The exercise
Work out how many lines include "General" and answer with that number only.

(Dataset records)
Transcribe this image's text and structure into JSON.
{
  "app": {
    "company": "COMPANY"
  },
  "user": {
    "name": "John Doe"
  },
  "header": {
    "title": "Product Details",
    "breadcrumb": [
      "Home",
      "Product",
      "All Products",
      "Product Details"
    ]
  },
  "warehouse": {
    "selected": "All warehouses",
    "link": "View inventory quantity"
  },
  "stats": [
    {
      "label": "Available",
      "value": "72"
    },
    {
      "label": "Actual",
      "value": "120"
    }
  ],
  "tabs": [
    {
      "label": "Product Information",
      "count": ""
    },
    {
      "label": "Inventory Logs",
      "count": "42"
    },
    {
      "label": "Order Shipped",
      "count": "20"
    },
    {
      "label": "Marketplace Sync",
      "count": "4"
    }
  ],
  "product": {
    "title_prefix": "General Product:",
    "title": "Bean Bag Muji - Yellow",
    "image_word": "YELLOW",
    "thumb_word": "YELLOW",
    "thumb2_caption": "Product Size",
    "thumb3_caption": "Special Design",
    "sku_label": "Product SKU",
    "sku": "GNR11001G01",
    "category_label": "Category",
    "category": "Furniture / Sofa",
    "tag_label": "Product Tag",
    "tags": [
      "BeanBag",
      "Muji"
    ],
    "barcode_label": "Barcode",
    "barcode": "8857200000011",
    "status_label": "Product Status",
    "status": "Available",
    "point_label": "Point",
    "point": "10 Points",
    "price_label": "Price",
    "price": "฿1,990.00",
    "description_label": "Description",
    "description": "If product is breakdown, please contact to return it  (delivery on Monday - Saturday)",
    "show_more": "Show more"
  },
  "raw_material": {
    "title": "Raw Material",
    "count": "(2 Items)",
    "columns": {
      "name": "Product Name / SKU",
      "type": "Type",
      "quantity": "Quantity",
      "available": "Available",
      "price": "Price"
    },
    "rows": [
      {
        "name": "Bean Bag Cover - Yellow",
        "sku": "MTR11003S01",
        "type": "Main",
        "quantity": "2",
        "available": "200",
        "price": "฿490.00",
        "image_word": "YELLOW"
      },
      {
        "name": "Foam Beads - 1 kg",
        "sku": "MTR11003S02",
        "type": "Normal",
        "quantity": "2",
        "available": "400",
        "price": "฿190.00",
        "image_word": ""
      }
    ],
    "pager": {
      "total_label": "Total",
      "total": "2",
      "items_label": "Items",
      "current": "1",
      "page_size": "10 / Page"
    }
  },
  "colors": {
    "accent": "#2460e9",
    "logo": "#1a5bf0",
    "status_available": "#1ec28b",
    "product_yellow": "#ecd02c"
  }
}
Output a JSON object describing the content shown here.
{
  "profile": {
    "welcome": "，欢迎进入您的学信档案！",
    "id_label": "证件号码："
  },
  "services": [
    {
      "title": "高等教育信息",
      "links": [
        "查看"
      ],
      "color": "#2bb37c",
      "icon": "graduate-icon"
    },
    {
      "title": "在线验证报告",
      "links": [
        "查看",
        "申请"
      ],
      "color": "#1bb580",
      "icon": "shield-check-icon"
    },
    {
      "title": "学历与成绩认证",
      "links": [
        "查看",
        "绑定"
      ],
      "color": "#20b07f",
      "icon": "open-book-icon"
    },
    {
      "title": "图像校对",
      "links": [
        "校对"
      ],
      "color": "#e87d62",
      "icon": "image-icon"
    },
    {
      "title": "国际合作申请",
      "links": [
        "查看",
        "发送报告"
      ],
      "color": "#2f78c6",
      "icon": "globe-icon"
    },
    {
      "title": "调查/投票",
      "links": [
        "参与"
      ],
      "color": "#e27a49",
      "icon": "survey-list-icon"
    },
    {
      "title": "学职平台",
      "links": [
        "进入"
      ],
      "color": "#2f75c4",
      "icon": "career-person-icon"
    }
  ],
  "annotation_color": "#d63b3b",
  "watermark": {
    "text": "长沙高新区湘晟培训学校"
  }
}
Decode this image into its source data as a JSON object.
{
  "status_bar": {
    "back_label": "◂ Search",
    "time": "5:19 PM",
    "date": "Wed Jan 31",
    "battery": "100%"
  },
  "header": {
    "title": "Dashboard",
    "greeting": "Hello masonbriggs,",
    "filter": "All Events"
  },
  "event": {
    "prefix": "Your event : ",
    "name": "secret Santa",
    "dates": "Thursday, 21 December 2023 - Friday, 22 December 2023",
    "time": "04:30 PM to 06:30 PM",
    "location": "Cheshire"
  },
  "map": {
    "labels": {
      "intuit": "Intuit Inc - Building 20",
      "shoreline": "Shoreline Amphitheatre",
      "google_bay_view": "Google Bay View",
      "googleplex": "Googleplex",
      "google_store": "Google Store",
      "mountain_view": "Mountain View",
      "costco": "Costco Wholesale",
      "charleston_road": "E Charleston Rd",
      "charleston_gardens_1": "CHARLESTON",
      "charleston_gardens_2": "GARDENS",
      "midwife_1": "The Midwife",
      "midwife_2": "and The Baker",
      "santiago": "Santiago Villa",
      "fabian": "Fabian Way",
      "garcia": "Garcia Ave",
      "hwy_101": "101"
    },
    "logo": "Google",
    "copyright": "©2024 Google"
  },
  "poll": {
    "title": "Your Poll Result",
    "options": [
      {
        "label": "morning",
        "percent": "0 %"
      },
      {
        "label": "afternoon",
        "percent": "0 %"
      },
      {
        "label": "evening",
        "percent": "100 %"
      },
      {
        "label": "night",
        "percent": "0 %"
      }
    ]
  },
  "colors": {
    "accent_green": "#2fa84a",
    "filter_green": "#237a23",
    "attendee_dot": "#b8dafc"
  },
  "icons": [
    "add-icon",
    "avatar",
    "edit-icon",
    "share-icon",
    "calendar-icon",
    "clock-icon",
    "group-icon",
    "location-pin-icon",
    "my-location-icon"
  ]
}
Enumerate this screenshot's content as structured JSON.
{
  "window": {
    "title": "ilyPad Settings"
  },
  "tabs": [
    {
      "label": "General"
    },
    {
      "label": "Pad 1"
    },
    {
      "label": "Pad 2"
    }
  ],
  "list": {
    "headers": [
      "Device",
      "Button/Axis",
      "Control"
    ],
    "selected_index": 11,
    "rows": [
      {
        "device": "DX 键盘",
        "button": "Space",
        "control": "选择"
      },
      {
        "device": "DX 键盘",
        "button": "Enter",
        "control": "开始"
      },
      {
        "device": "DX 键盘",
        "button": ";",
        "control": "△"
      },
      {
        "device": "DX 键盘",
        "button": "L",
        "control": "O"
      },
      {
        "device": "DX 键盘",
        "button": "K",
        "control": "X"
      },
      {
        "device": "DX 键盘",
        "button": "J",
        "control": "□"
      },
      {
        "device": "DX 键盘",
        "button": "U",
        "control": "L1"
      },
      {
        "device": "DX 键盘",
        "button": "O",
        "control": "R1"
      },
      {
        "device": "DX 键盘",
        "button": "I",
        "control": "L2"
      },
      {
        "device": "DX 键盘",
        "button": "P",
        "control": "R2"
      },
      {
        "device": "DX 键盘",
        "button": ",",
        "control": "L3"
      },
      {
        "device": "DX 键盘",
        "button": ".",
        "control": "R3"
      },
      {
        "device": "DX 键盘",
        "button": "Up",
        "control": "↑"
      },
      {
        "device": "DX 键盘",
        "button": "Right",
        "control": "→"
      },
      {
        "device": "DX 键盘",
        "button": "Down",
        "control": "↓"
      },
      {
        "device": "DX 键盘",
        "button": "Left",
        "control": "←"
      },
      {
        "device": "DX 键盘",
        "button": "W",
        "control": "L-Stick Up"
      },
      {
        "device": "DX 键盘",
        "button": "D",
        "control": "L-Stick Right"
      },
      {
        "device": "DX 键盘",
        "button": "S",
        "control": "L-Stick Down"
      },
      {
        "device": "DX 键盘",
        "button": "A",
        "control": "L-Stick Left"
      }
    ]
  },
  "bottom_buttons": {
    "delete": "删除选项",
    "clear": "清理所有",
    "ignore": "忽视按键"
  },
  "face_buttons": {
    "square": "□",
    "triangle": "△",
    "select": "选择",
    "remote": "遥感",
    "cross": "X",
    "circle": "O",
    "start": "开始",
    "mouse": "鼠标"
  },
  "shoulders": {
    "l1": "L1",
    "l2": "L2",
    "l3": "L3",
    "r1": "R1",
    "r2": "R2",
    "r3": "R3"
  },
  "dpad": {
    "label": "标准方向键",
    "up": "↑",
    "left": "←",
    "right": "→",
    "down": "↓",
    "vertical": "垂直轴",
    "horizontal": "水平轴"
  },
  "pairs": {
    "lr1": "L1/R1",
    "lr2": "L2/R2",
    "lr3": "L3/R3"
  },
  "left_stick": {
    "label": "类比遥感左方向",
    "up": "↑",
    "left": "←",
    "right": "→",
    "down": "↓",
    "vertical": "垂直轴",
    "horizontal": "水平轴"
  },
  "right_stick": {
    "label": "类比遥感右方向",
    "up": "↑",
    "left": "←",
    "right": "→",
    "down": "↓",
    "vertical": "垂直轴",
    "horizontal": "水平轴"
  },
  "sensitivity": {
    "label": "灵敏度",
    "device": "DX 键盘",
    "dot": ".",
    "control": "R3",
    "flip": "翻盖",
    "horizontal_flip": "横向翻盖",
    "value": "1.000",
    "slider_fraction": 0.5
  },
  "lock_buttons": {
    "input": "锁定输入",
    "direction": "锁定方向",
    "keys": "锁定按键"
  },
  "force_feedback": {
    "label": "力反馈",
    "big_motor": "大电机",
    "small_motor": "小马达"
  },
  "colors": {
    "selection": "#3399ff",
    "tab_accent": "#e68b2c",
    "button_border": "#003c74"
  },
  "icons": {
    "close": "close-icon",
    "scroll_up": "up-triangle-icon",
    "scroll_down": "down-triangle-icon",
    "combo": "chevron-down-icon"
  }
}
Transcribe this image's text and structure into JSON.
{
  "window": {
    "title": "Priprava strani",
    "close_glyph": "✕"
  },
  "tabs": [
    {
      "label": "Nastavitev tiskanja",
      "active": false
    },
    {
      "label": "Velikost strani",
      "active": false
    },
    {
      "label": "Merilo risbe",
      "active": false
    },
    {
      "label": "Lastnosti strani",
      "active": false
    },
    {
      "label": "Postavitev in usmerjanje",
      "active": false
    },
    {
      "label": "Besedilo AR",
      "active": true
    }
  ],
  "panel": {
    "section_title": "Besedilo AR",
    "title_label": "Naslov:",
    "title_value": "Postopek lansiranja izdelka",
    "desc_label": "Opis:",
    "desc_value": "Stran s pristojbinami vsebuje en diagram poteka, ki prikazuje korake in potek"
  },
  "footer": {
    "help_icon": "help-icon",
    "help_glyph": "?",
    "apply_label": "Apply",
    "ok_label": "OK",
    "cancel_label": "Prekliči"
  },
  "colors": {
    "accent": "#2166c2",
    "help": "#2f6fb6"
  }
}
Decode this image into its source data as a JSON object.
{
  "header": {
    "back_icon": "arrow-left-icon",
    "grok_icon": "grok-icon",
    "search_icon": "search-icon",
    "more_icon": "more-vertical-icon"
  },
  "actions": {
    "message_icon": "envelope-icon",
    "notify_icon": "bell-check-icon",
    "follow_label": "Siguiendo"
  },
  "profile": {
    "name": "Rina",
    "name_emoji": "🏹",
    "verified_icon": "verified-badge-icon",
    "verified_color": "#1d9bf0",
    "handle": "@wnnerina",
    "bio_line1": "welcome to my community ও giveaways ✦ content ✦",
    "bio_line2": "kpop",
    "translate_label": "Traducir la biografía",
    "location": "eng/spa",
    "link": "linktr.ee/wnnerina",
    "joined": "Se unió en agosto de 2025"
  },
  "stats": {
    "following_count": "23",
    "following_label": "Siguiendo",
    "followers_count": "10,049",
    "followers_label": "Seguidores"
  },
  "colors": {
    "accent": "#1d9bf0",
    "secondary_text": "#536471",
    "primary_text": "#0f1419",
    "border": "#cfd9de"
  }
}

Problem solution
2